## START
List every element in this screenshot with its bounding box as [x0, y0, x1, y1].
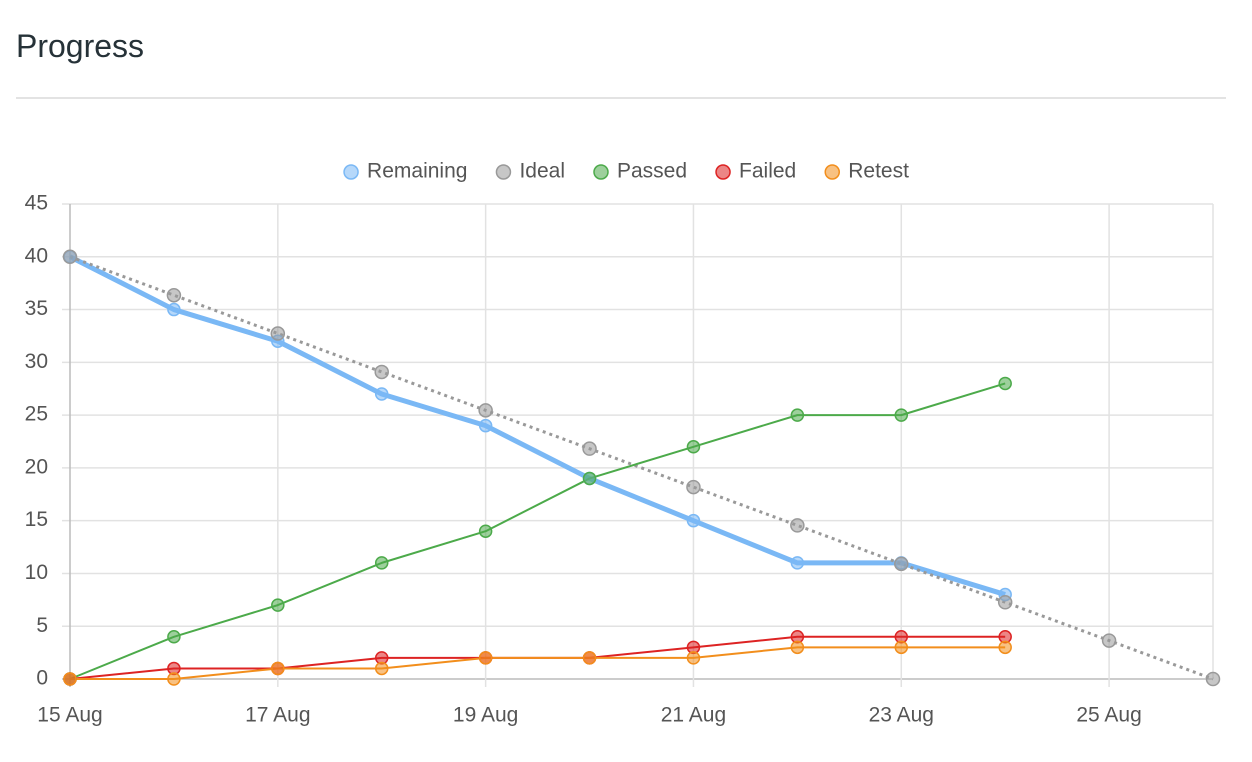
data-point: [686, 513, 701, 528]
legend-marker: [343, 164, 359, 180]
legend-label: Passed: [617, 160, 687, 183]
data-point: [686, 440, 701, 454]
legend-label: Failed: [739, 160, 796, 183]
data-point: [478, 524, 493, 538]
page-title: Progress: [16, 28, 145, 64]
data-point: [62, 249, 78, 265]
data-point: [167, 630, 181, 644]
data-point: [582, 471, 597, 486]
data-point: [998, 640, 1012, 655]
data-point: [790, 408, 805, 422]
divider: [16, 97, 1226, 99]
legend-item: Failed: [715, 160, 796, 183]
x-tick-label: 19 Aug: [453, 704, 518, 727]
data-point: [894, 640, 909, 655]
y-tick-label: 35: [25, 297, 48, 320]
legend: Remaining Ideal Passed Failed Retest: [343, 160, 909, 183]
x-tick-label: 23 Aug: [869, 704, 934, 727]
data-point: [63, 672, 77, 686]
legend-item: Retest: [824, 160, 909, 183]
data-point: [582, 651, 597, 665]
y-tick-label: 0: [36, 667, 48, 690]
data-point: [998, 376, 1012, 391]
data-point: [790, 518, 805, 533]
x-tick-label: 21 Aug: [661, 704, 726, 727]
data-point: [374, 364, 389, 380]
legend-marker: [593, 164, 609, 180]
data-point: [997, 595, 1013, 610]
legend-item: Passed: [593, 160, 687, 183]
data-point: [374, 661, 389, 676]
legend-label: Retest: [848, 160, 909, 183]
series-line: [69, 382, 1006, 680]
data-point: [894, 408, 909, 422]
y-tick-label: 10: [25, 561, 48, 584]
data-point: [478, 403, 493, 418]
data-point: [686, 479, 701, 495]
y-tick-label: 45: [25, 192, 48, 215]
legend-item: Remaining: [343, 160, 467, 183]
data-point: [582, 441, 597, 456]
## END
Copy the records above with every "legend-label" replaced by "legend-text" and everything else unchanged. Omit the pictures.

List every element in this screenshot with its bounding box as [x0, y0, x1, y1].
data-point: [686, 513, 701, 528]
legend-marker: [343, 164, 359, 180]
legend-text: Passed: [617, 160, 687, 183]
data-point: [686, 440, 701, 454]
legend-text: Failed: [739, 160, 796, 183]
data-point: [478, 524, 493, 538]
page-title: Progress: [16, 28, 145, 64]
data-point: [62, 249, 78, 265]
data-point: [167, 630, 181, 644]
data-point: [582, 471, 597, 486]
data-point: [998, 640, 1012, 655]
data-point: [790, 408, 805, 422]
divider: [16, 97, 1226, 99]
legend-item: Failed: [715, 160, 796, 183]
x-tick-label: 19 Aug: [453, 704, 518, 727]
data-point: [894, 640, 909, 655]
y-tick-label: 35: [25, 297, 48, 320]
legend: Remaining Ideal Passed Failed Retest: [343, 160, 909, 183]
x-tick-label: 23 Aug: [869, 704, 934, 727]
data-point: [63, 672, 77, 686]
legend-item: Retest: [824, 160, 909, 183]
data-point: [582, 651, 597, 665]
y-tick-label: 0: [36, 667, 48, 690]
data-point: [998, 376, 1012, 391]
data-point: [790, 518, 805, 533]
x-tick-label: 21 Aug: [661, 704, 726, 727]
data-point: [374, 364, 389, 380]
legend-marker: [593, 164, 609, 180]
data-point: [997, 595, 1013, 610]
legend-item: Passed: [593, 160, 687, 183]
data-point: [374, 661, 389, 676]
legend-text: Retest: [848, 160, 909, 183]
series-line: [69, 382, 1006, 680]
data-point: [894, 408, 909, 422]
y-tick-label: 10: [25, 561, 48, 584]
data-point: [478, 403, 493, 418]
data-point: [686, 479, 701, 495]
y-tick-label: 45: [25, 192, 48, 215]
legend-item: Remaining: [343, 160, 467, 183]
data-point: [582, 441, 597, 456]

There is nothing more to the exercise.